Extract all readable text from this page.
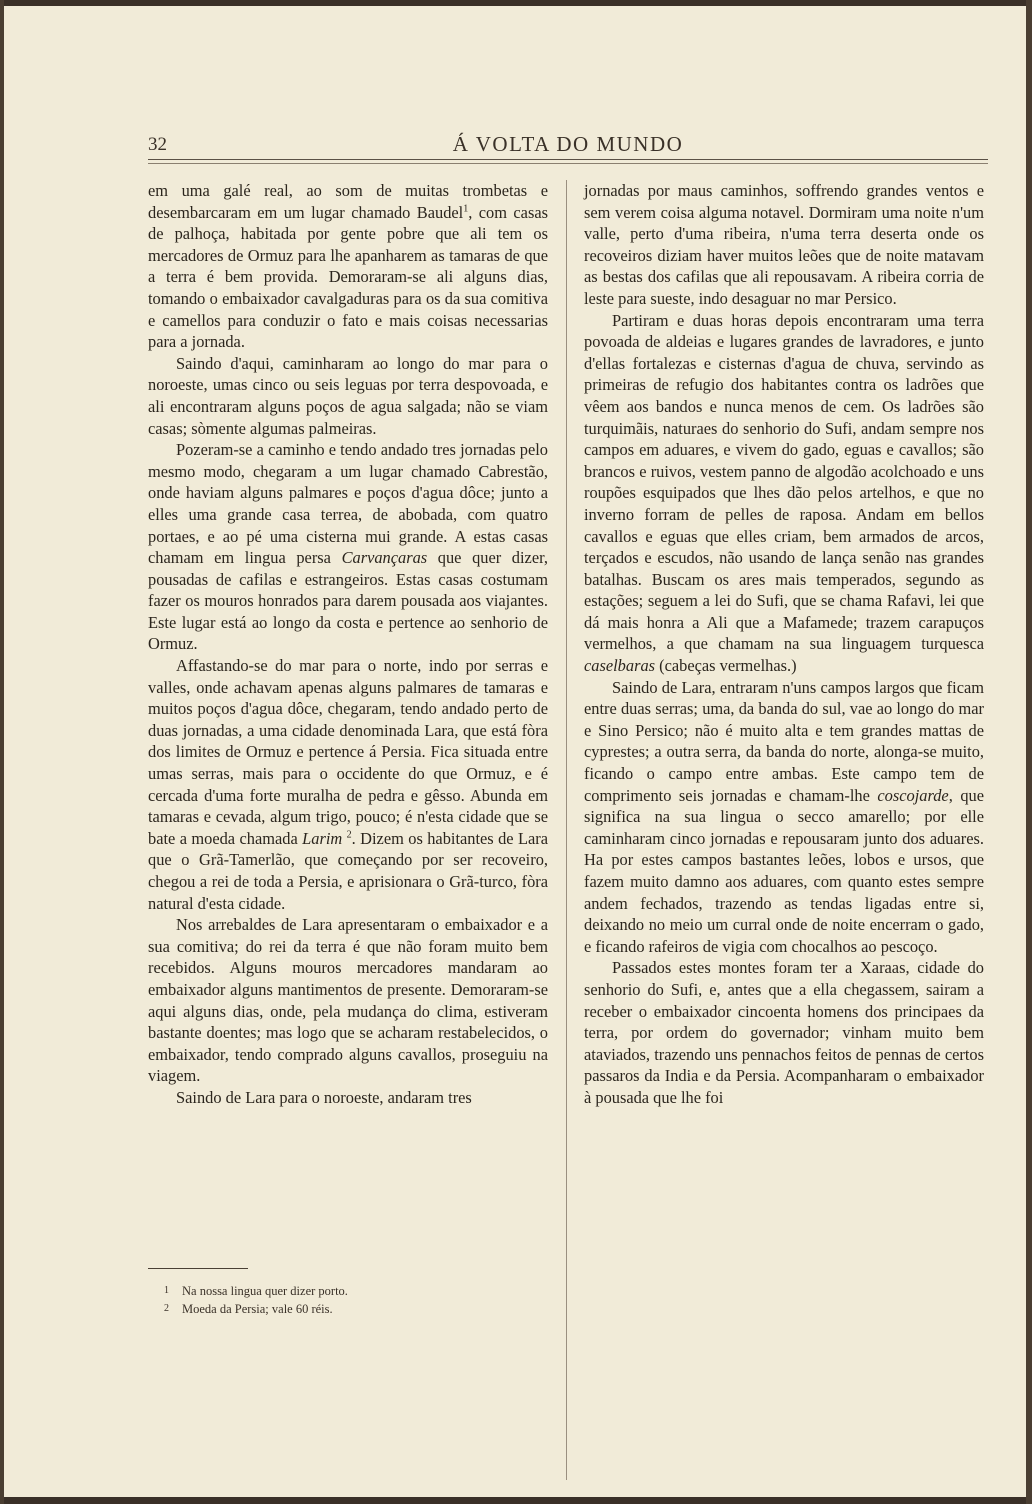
32	Á VOLTA DO MUNDO

em uma galé real, ao som de muitas trombetas e desembarcaram em um lugar chamado Baudel$^1$, com casas de palhoça, habitada por gente pobre que ali tem os mercadores de Ormuz para lhe apanharem as tamaras de que a terra é bem provida. Demoraram-se ali alguns dias, tomando o embaixador cavalgaduras para os da sua comitiva e camellos para conduzir o fato e mais coisas necessarias para a jornada.

Saindo d'aqui, caminharam ao longo do mar para o noroeste, umas cinco ou seis leguas por terra despovoada, e ali encontraram alguns poços de agua salgada; não se viam casas; sòmente algumas palmeiras.

Pozeram-se a caminho e tendo andado tres jornadas pelo mesmo modo, chegaram a um lugar chamado Cabrestão, onde haviam alguns palmares e poços d'agua dôce; junto a elles uma grande casa terrea, de abobada, com quatro portaes, e ao pé uma cisterna mui grande. A estas casas chamam em lingua persa Carvançaras que quer dizer, pousadas de cafilas e estrangeiros. Estas casas costumam fazer os mouros honrados para darem pousada aos viajantes. Este lugar está ao longo da costa e pertence ao senhorio de Ormuz.

Affastando-se do mar para o norte, indo por serras e valles, onde achavam apenas alguns palmares de tamaras e muitos poços d'agua dôce, chegaram, tendo andado perto de duas jornadas, a uma cidade denominada Lara, que está fòra dos limites de Ormuz e pertence á Persia. Fica situada entre umas serras, mais para o occidente do que Ormuz, e é cercada d'uma forte muralha de pedra e gêsso. Abunda em tamaras e cevada, algum trigo, pouco; é n'esta cidade que se bate a moeda chamada Larim $^2$. Dizem os habitantes de Lara que o Grã-Tamerlão, que começando por ser recoveiro, chegou a rei de toda a Persia, e aprisionara o Grã-turco, fòra natural d'esta cidade.

Nos arrebaldes de Lara apresentaram o embaixador e a sua comitiva; do rei da terra é que não foram muito bem recebidos. Alguns mouros mercadores mandaram ao embaixador alguns mantimentos de presente. Demoraram-se aqui alguns dias, onde, pela mudança do clima, estiveram bastante doentes; mas logo que se acharam restabelecidos, o embaixador, tendo comprado alguns cavallos, proseguiu na viagem.

Saindo de Lara para o noroeste, andaram tres

1 Na nossa lingua quer dizer porto.
2 Moeda da Persia; vale 60 réis.

jornadas por maus caminhos, soffrendo grandes ventos e sem verem coisa alguma notavel. Dormiram uma noite n'um valle, perto d'uma ribeira, n'uma terra deserta onde os recoveiros diziam haver muitos leões que de noite matavam as bestas dos cafilas que ali repousavam. A ribeira corria de leste para sueste, indo desaguar no mar Persico.

Partiram e duas horas depois encontraram uma terra povoada de aldeias e lugares grandes de lavradores, e junto d'ellas fortalezas e cisternas d'agua de chuva, servindo as primeiras de refugio dos habitantes contra os ladrões que vêem aos bandos e nunca menos de cem. Os ladrões são turquimãis, naturaes do senhorio do Sufi, andam sempre nos campos em aduares, e vivem do gado, eguas e cavallos; são brancos e ruivos, vestem panno de algodão acolchoado e uns roupões esquipados que lhes dão pelos artelhos, e que no inverno forram de pelles de raposa. Andam em bellos cavallos e eguas que elles criam, bem armados de arcos, terçados e escudos, não usando de lança senão nas grandes batalhas. Buscam os ares mais temperados, segundo as estações; seguem a lei do Sufi, que se chama Rafavi, lei que dá mais honra a Ali que a Mafamede; trazem carapuços vermelhos, a que chamam na sua linguagem turquesca caselbaras (cabeças vermelhas.)

Saindo de Lara, entraram n'uns campos largos que ficam entre duas serras; uma, da banda do sul, vae ao longo do mar e Sino Persico; não é muito alta e tem grandes mattas de cyprestes; a outra serra, da banda do norte, alonga-se muito, ficando o campo entre ambas. Este campo tem de comprimento seis jornadas e chamam-lhe coscojarde, que significa na sua lingua o secco amarello; por elle caminharam cinco jornadas e repousaram junto dos aduares. Ha por estes campos bastantes leões, lobos e ursos, que fazem muito damno aos aduares, com quanto estes sempre andem fechados, trazendo as tendas ligadas entre si, deixando no meio um curral onde de noite encerram o gado, e ficando rafeiros de vigia com chocalhos ao pescoço.

Passados estes montes foram ter a Xaraas, cidade do senhorio do Sufi, e, antes que a ella chegassem, sairam a receber o embaixador cincoenta homens dos principaes da terra, por ordem do governador; vinham muito bem ataviados, trazendo uns pennachos feitos de pennas de certos passaros da India e da Persia. Acompanharam o embaixador à pousada que lhe foi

#### [What is asked]
Display every line of the listing that contains the string "trazendo".

#### [Completed exercise]
Saindo de Lara, entraram n'uns campos largos que ficam entre duas serras; uma, da banda do sul, vae ao longo do mar e Sino Persico; não é muito alta e tem grandes mattas de cyprestes; a outra serra, da banda do norte, alonga-se muito, ficando o campo entre ambas. Este campo tem de comprimento seis jornadas e chamam-lhe coscojarde, que significa na sua lingua o secco amarello; por elle caminharam cinco jornadas e repousaram junto dos aduares. Ha por estes campos bastantes leões, lobos e ursos, que fazem muito damno aos aduares, com quanto estes sempre andem fechados, trazendo as tendas ligadas entre si, deixando no meio um curral onde de noite encerram o gado, e ficando rafeiros de vigia com chocalhos ao pescoço.
Passados estes montes foram ter a Xaraas, cidade do senhorio do Sufi, e, antes que a ella chegassem, sairam a receber o embaixador cincoenta homens dos principaes da terra, por ordem do governador; vinham muito bem ataviados, trazendo uns pennachos feitos de pennas de certos passaros da India e da Persia. Acompanharam o embaixador à pousada que lhe foi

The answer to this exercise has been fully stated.